━━━━━ Given data
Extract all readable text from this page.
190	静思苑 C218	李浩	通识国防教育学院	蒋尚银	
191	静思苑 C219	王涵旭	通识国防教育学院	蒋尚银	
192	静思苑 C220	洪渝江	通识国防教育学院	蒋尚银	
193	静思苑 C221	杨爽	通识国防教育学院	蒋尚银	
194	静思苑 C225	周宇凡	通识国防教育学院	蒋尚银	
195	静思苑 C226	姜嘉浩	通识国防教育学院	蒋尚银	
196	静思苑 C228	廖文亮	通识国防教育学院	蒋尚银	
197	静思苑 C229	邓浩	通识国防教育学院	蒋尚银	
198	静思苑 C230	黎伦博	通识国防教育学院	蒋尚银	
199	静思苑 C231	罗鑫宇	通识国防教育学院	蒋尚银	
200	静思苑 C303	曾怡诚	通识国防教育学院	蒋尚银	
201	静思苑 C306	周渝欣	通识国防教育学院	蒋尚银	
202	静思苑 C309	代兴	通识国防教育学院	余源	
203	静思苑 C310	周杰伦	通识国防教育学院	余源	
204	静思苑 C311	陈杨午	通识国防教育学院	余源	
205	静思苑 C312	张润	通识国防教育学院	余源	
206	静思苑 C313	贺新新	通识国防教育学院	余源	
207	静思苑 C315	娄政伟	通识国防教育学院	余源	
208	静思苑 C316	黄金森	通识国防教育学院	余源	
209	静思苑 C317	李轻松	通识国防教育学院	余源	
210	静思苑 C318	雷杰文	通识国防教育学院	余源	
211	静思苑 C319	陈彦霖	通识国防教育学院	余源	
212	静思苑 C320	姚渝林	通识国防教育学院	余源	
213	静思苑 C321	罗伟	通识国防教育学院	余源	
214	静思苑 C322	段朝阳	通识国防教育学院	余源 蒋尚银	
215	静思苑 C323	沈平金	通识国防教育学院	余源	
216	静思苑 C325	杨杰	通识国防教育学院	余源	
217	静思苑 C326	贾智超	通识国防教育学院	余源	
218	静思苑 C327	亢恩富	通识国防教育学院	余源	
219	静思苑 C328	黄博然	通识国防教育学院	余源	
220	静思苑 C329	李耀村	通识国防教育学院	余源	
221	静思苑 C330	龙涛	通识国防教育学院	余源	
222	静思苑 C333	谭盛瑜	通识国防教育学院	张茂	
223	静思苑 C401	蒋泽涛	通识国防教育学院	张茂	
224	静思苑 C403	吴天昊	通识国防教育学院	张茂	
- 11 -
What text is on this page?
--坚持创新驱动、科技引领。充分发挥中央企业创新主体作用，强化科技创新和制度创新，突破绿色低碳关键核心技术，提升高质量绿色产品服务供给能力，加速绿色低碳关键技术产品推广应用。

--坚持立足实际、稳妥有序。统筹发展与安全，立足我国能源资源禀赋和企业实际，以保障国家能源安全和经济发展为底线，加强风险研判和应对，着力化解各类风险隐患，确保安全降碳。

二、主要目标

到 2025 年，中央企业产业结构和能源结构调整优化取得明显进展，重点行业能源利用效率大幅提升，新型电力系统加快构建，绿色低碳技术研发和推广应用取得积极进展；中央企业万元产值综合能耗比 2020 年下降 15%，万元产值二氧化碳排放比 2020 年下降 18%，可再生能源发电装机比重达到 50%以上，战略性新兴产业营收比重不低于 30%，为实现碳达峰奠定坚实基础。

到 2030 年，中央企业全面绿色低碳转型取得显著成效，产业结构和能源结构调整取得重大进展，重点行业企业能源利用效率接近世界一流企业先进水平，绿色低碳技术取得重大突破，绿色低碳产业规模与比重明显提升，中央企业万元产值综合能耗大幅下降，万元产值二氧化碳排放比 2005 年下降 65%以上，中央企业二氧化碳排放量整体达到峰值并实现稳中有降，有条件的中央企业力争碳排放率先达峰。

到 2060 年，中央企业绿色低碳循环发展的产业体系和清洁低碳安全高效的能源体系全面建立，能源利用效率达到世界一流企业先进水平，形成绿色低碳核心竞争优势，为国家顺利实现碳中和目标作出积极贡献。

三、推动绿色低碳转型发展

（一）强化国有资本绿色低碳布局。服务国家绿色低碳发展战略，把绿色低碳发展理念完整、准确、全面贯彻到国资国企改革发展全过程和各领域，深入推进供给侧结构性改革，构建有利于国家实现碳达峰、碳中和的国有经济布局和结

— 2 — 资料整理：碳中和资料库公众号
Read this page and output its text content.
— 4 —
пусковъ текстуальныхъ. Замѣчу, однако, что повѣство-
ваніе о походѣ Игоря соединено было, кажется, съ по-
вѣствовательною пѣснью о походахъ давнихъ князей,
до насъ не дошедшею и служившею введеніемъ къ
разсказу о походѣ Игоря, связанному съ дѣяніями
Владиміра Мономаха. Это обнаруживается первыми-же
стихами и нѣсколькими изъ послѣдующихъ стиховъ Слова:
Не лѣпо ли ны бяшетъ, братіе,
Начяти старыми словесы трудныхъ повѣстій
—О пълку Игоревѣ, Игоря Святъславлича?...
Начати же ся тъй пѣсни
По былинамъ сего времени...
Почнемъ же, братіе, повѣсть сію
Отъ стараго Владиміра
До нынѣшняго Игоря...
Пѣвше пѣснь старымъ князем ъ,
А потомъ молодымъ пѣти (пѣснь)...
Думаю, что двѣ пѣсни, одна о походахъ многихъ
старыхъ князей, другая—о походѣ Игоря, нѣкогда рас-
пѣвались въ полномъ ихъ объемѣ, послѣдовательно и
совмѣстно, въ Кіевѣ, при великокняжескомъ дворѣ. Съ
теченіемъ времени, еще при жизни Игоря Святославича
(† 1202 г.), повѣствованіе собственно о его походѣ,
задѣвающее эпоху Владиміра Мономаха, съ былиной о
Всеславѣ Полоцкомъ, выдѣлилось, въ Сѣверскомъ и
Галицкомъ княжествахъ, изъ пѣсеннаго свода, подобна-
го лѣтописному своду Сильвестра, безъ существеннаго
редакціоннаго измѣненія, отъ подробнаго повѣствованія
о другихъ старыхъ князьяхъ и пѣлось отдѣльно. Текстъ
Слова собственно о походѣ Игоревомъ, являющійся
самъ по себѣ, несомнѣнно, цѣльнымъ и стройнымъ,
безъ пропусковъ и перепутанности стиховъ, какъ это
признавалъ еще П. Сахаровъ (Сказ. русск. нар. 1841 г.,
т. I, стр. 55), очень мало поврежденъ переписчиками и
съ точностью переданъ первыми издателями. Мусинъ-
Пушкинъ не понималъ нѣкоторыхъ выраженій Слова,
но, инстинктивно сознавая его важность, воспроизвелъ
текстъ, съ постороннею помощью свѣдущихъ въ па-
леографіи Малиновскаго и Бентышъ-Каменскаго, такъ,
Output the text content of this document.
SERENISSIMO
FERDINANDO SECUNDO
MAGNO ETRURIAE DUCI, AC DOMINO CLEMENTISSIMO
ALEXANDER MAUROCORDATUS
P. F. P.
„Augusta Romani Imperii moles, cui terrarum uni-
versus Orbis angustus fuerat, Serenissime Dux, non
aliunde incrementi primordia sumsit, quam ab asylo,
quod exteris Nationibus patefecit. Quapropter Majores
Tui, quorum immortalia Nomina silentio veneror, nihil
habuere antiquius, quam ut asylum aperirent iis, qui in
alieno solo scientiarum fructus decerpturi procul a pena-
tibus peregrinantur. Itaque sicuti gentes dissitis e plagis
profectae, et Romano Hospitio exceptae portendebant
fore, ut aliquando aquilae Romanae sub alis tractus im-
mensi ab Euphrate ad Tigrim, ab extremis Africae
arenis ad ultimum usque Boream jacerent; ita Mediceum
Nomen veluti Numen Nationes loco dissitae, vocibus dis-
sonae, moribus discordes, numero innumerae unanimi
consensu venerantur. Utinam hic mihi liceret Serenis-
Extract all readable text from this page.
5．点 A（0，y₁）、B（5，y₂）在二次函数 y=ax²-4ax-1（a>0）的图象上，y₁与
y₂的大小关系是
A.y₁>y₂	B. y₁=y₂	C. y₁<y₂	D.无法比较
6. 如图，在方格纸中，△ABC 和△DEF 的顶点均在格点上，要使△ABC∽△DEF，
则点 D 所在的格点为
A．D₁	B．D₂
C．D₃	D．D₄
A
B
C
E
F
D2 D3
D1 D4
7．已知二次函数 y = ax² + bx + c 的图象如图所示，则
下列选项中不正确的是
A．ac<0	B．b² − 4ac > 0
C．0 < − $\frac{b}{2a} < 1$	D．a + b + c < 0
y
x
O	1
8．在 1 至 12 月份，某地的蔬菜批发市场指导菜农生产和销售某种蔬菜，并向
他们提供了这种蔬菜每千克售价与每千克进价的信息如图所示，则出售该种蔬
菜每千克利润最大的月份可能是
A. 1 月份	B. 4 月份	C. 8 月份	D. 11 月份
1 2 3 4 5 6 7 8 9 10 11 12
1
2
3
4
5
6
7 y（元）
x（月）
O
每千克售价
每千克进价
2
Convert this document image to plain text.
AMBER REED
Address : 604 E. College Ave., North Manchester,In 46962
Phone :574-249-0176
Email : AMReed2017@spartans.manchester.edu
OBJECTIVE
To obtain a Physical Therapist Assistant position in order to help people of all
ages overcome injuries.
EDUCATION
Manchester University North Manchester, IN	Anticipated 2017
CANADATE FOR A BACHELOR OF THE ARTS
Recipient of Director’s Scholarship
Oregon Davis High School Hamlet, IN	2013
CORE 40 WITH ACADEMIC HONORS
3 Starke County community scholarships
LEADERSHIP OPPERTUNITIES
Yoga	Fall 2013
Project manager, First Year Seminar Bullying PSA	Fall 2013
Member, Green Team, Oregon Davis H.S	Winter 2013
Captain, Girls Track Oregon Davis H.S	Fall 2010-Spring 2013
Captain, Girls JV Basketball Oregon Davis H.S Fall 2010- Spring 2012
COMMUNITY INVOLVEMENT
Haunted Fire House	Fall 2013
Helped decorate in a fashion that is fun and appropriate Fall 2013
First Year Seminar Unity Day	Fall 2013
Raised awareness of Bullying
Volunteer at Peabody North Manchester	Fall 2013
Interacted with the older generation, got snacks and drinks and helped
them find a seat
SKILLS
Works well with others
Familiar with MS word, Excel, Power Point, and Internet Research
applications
━━━━━━━━━━
Your instructions:
State the number of lines in this listing that contain the string "старыхъ", and add nothing else.

Solution to this problem:
2